> _Available data_:
-- START --
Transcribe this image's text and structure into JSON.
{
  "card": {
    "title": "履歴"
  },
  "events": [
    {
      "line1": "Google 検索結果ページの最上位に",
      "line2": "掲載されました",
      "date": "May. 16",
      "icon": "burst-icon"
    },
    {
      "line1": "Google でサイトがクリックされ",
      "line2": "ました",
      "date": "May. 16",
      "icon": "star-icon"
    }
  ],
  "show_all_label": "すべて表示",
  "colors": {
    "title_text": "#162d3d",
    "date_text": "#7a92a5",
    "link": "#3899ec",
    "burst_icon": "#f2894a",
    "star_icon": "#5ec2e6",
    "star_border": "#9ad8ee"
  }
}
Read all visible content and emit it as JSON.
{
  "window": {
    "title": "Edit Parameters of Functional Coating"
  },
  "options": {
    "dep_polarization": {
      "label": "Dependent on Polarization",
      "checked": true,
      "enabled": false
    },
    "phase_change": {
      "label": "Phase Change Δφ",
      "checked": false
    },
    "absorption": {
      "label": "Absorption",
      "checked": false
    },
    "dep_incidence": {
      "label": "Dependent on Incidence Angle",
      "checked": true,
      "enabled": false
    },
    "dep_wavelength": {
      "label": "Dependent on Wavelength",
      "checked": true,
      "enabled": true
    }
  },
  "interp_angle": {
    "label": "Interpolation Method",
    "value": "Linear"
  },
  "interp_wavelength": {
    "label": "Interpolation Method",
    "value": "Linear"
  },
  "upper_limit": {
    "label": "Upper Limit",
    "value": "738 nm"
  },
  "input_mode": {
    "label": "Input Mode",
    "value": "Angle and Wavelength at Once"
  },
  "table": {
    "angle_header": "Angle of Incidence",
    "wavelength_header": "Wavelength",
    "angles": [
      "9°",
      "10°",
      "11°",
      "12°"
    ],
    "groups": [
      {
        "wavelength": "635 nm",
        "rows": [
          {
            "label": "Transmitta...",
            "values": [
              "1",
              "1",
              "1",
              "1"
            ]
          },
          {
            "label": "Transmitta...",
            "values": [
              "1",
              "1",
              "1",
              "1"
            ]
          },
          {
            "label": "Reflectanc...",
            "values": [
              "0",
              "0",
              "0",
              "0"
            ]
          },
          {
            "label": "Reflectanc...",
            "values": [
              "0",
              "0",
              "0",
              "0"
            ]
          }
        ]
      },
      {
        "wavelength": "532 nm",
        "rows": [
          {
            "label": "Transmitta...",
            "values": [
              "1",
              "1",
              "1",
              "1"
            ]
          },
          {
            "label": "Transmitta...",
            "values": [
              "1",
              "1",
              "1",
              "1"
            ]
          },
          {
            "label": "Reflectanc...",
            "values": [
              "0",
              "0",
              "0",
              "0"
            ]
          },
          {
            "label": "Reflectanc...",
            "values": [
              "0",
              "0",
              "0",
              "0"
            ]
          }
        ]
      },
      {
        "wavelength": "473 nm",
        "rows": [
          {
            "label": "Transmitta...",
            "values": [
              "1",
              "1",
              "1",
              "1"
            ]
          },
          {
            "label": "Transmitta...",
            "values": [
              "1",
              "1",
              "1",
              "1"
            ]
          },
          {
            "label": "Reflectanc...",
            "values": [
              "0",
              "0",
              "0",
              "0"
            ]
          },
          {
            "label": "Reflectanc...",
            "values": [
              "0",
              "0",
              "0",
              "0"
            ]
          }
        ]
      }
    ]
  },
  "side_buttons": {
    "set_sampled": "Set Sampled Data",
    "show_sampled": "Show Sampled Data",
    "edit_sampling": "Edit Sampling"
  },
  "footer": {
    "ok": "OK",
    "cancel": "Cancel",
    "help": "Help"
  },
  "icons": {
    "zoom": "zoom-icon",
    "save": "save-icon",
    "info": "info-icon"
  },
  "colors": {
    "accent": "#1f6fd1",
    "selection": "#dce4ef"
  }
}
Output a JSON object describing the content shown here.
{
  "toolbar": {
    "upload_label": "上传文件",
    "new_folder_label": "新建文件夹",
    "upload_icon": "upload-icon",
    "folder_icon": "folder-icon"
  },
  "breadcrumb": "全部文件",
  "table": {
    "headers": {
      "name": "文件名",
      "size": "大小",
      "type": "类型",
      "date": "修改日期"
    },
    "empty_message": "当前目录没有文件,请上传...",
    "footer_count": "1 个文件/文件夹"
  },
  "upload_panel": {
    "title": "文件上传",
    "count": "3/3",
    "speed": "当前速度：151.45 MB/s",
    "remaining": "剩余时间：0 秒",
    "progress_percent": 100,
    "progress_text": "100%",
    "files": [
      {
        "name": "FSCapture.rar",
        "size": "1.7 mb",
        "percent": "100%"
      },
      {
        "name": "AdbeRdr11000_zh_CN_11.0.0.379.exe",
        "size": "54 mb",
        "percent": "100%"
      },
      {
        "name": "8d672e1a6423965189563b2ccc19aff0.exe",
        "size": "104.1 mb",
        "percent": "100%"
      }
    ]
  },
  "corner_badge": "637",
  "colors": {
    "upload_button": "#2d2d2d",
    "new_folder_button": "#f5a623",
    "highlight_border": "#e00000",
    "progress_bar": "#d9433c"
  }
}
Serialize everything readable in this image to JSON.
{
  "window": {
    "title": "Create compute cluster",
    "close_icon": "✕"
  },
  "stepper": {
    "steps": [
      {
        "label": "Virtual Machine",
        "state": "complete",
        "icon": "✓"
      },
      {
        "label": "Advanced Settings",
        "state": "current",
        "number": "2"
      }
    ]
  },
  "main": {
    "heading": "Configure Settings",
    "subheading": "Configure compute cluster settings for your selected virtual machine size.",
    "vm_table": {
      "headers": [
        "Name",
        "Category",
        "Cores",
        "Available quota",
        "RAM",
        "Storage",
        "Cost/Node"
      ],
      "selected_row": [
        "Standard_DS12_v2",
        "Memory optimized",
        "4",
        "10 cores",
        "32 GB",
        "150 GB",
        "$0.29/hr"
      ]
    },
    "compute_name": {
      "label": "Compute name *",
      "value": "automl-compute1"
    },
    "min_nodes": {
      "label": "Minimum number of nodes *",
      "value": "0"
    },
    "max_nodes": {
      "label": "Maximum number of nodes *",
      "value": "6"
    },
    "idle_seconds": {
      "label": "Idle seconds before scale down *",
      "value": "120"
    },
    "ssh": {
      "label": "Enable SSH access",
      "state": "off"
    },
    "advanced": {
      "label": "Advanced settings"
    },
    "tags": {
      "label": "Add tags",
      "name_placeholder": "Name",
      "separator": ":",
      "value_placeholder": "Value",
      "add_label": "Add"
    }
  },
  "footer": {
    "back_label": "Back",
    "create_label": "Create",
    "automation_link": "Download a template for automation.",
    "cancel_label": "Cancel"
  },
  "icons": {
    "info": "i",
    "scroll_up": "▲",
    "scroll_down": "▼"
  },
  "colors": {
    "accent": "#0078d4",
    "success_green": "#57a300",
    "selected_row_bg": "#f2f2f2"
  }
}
-- END --
> _Direction_:
Write out the data again, exactly and in full.

> _The answer_:
Transcribe this image's text and structure into JSON.
{
  "card": {
    "title": "履歴"
  },
  "events": [
    {
      "line1": "Google 検索結果ページの最上位に",
      "line2": "掲載されました",
      "date": "May. 16",
      "icon": "burst-icon"
    },
    {
      "line1": "Google でサイトがクリックされ",
      "line2": "ました",
      "date": "May. 16",
      "icon": "star-icon"
    }
  ],
  "show_all_label": "すべて表示",
  "colors": {
    "title_text": "#162d3d",
    "date_text": "#7a92a5",
    "link": "#3899ec",
    "burst_icon": "#f2894a",
    "star_icon": "#5ec2e6",
    "star_border": "#9ad8ee"
  }
}
Read all visible content and emit it as JSON.
{
  "window": {
    "title": "Edit Parameters of Functional Coating"
  },
  "options": {
    "dep_polarization": {
      "label": "Dependent on Polarization",
      "checked": true,
      "enabled": false
    },
    "phase_change": {
      "label": "Phase Change Δφ",
      "checked": false
    },
    "absorption": {
      "label": "Absorption",
      "checked": false
    },
    "dep_incidence": {
      "label": "Dependent on Incidence Angle",
      "checked": true,
      "enabled": false
    },
    "dep_wavelength": {
      "label": "Dependent on Wavelength",
      "checked": true,
      "enabled": true
    }
  },
  "interp_angle": {
    "label": "Interpolation Method",
    "value": "Linear"
  },
  "interp_wavelength": {
    "label": "Interpolation Method",
    "value": "Linear"
  },
  "upper_limit": {
    "label": "Upper Limit",
    "value": "738 nm"
  },
  "input_mode": {
    "label": "Input Mode",
    "value": "Angle and Wavelength at Once"
  },
  "table": {
    "angle_header": "Angle of Incidence",
    "wavelength_header": "Wavelength",
    "angles": [
      "9°",
      "10°",
      "11°",
      "12°"
    ],
    "groups": [
      {
        "wavelength": "635 nm",
        "rows": [
          {
            "label": "Transmitta...",
            "values": [
              "1",
              "1",
              "1",
              "1"
            ]
          },
          {
            "label": "Transmitta...",
            "values": [
              "1",
              "1",
              "1",
              "1"
            ]
          },
          {
            "label": "Reflectanc...",
            "values": [
              "0",
              "0",
              "0",
              "0"
            ]
          },
          {
            "label": "Reflectanc...",
            "values": [
              "0",
              "0",
              "0",
              "0"
            ]
          }
        ]
      },
      {
        "wavelength": "532 nm",
        "rows": [
          {
            "label": "Transmitta...",
            "values": [
              "1",
              "1",
              "1",
              "1"
            ]
          },
          {
            "label": "Transmitta...",
            "values": [
              "1",
              "1",
              "1",
              "1"
            ]
          },
          {
            "label": "Reflectanc...",
            "values": [
              "0",
              "0",
              "0",
              "0"
            ]
          },
          {
            "label": "Reflectanc...",
            "values": [
              "0",
              "0",
              "0",
              "0"
            ]
          }
        ]
      },
      {
        "wavelength": "473 nm",
        "rows": [
          {
            "label": "Transmitta...",
            "values": [
              "1",
              "1",
              "1",
              "1"
            ]
          },
          {
            "label": "Transmitta...",
            "values": [
              "1",
              "1",
              "1",
              "1"
            ]
          },
          {
            "label": "Reflectanc...",
            "values": [
              "0",
              "0",
              "0",
              "0"
            ]
          },
          {
            "label": "Reflectanc...",
            "values": [
              "0",
              "0",
              "0",
              "0"
            ]
          }
        ]
      }
    ]
  },
  "side_buttons": {
    "set_sampled": "Set Sampled Data",
    "show_sampled": "Show Sampled Data",
    "edit_sampling": "Edit Sampling"
  },
  "footer": {
    "ok": "OK",
    "cancel": "Cancel",
    "help": "Help"
  },
  "icons": {
    "zoom": "zoom-icon",
    "save": "save-icon",
    "info": "info-icon"
  },
  "colors": {
    "accent": "#1f6fd1",
    "selection": "#dce4ef"
  }
}
Output a JSON object describing the content shown here.
{
  "toolbar": {
    "upload_label": "上传文件",
    "new_folder_label": "新建文件夹",
    "upload_icon": "upload-icon",
    "folder_icon": "folder-icon"
  },
  "breadcrumb": "全部文件",
  "table": {
    "headers": {
      "name": "文件名",
      "size": "大小",
      "type": "类型",
      "date": "修改日期"
    },
    "empty_message": "当前目录没有文件,请上传...",
    "footer_count": "1 个文件/文件夹"
  },
  "upload_panel": {
    "title": "文件上传",
    "count": "3/3",
    "speed": "当前速度：151.45 MB/s",
    "remaining": "剩余时间：0 秒",
    "progress_percent": 100,
    "progress_text": "100%",
    "files": [
      {
        "name": "FSCapture.rar",
        "size": "1.7 mb",
        "percent": "100%"
      },
      {
        "name": "AdbeRdr11000_zh_CN_11.0.0.379.exe",
        "size": "54 mb",
        "percent": "100%"
      },
      {
        "name": "8d672e1a6423965189563b2ccc19aff0.exe",
        "size": "104.1 mb",
        "percent": "100%"
      }
    ]
  },
  "corner_badge": "637",
  "colors": {
    "upload_button": "#2d2d2d",
    "new_folder_button": "#f5a623",
    "highlight_border": "#e00000",
    "progress_bar": "#d9433c"
  }
}
Serialize everything readable in this image to JSON.
{
  "window": {
    "title": "Create compute cluster",
    "close_icon": "✕"
  },
  "stepper": {
    "steps": [
      {
        "label": "Virtual Machine",
        "state": "complete",
        "icon": "✓"
      },
      {
        "label": "Advanced Settings",
        "state": "current",
        "number": "2"
      }
    ]
  },
  "main": {
    "heading": "Configure Settings",
    "subheading": "Configure compute cluster settings for your selected virtual machine size.",
    "vm_table": {
      "headers": [
        "Name",
        "Category",
        "Cores",
        "Available quota",
        "RAM",
        "Storage",
        "Cost/Node"
      ],
      "selected_row": [
        "Standard_DS12_v2",
        "Memory optimized",
        "4",
        "10 cores",
        "32 GB",
        "150 GB",
        "$0.29/hr"
      ]
    },
    "compute_name": {
      "label": "Compute name *",
      "value": "automl-compute1"
    },
    "min_nodes": {
      "label": "Minimum number of nodes *",
      "value": "0"
    },
    "max_nodes": {
      "label": "Maximum number of nodes *",
      "value": "6"
    },
    "idle_seconds": {
      "label": "Idle seconds before scale down *",
      "value": "120"
    },
    "ssh": {
      "label": "Enable SSH access",
      "state": "off"
    },
    "advanced": {
      "label": "Advanced settings"
    },
    "tags": {
      "label": "Add tags",
      "name_placeholder": "Name",
      "separator": ":",
      "value_placeholder": "Value",
      "add_label": "Add"
    }
  },
  "footer": {
    "back_label": "Back",
    "create_label": "Create",
    "automation_link": "Download a template for automation.",
    "cancel_label": "Cancel"
  },
  "icons": {
    "info": "i",
    "scroll_up": "▲",
    "scroll_down": "▼"
  },
  "colors": {
    "accent": "#0078d4",
    "success_green": "#57a300",
    "selected_row_bg": "#f2f2f2"
  }
}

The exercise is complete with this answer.